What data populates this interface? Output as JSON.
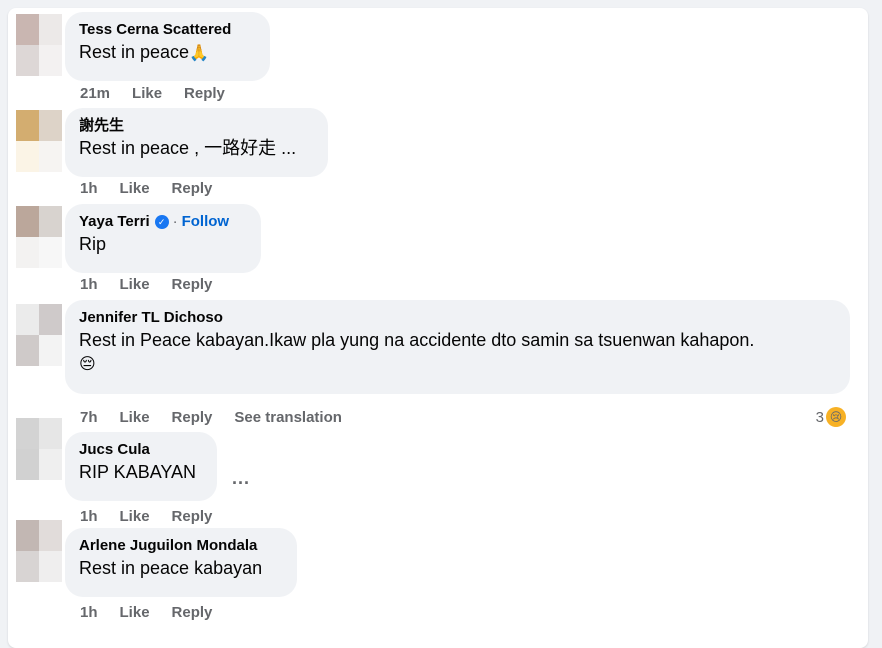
{
  "comments": [
    {
      "name": "Tess Cerna Scattered",
      "text": "Rest in peace",
      "emoji": "🙏",
      "time": "21m",
      "like": "Like",
      "reply": "Reply",
      "avatar_colors": [
        "#c9b6b1",
        "#ece9e8",
        "#ddd7d6",
        "#f3f1f1"
      ]
    },
    {
      "name": "謝先生",
      "text": "Rest in peace , 一路好走 ...",
      "time": "1h",
      "like": "Like",
      "reply": "Reply",
      "avatar_colors": [
        "#d3ad70",
        "#ddd3c8",
        "#fbf4e6",
        "#f6f4f2"
      ]
    },
    {
      "name": "Yaya Terri",
      "badge": "✓",
      "separator": "·",
      "follow": "Follow",
      "text": "Rip",
      "time": "1h",
      "like": "Like",
      "reply": "Reply",
      "avatar_colors": [
        "#bba79b",
        "#d8d3cf",
        "#f3f2f1",
        "#f7f7f7"
      ]
    },
    {
      "name": "Jennifer TL Dichoso",
      "text": "Rest in Peace kabayan.Ikaw pla yung na accidente dto samin sa tsuenwan kahapon.",
      "text2": "😔",
      "time": "7h",
      "like": "Like",
      "reply": "Reply",
      "translate": "See translation",
      "reaction_count": "3",
      "reaction_emoji": "😢",
      "avatar_colors": [
        "#ebebeb",
        "#cfcaca",
        "#cfcac9",
        "#f3f3f3"
      ]
    },
    {
      "name": "Jucs Cula",
      "text": "RIP KABAYAN",
      "more": "...",
      "time": "1h",
      "like": "Like",
      "reply": "Reply",
      "avatar_colors": [
        "#d3d3d3",
        "#e6e6e6",
        "#d1d1d1",
        "#efefef"
      ]
    },
    {
      "name": "Arlene Juguilon Mondala",
      "text": "Rest in peace kabayan",
      "time": "1h",
      "like": "Like",
      "reply": "Reply",
      "avatar_colors": [
        "#c2b7b3",
        "#e1dcda",
        "#d8d4d3",
        "#efeeee"
      ]
    }
  ]
}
===
= What you are asked to do =
Copy the data word for word. Pictures do not go in the copy.

= Final result =
What data populates this interface? Output as JSON.
{
  "comments": [
    {
      "name": "Tess Cerna Scattered",
      "text": "Rest in peace",
      "emoji": "🙏",
      "time": "21m",
      "like": "Like",
      "reply": "Reply",
      "avatar_colors": [
        "#c9b6b1",
        "#ece9e8",
        "#ddd7d6",
        "#f3f1f1"
      ]
    },
    {
      "name": "謝先生",
      "text": "Rest in peace , 一路好走 ...",
      "time": "1h",
      "like": "Like",
      "reply": "Reply",
      "avatar_colors": [
        "#d3ad70",
        "#ddd3c8",
        "#fbf4e6",
        "#f6f4f2"
      ]
    },
    {
      "name": "Yaya Terri",
      "badge": "✓",
      "separator": "·",
      "follow": "Follow",
      "text": "Rip",
      "time": "1h",
      "like": "Like",
      "reply": "Reply",
      "avatar_colors": [
        "#bba79b",
        "#d8d3cf",
        "#f3f2f1",
        "#f7f7f7"
      ]
    },
    {
      "name": "Jennifer TL Dichoso",
      "text": "Rest in Peace kabayan.Ikaw pla yung na accidente dto samin sa tsuenwan kahapon.",
      "text2": "😔",
      "time": "7h",
      "like": "Like",
      "reply": "Reply",
      "translate": "See translation",
      "reaction_count": "3",
      "reaction_emoji": "😢",
      "avatar_colors": [
        "#ebebeb",
        "#cfcaca",
        "#cfcac9",
        "#f3f3f3"
      ]
    },
    {
      "name": "Jucs Cula",
      "text": "RIP KABAYAN",
      "more": "...",
      "time": "1h",
      "like": "Like",
      "reply": "Reply",
      "avatar_colors": [
        "#d3d3d3",
        "#e6e6e6",
        "#d1d1d1",
        "#efefef"
      ]
    },
    {
      "name": "Arlene Juguilon Mondala",
      "text": "Rest in peace kabayan",
      "time": "1h",
      "like": "Like",
      "reply": "Reply",
      "avatar_colors": [
        "#c2b7b3",
        "#e1dcda",
        "#d8d4d3",
        "#efeeee"
      ]
    }
  ]
}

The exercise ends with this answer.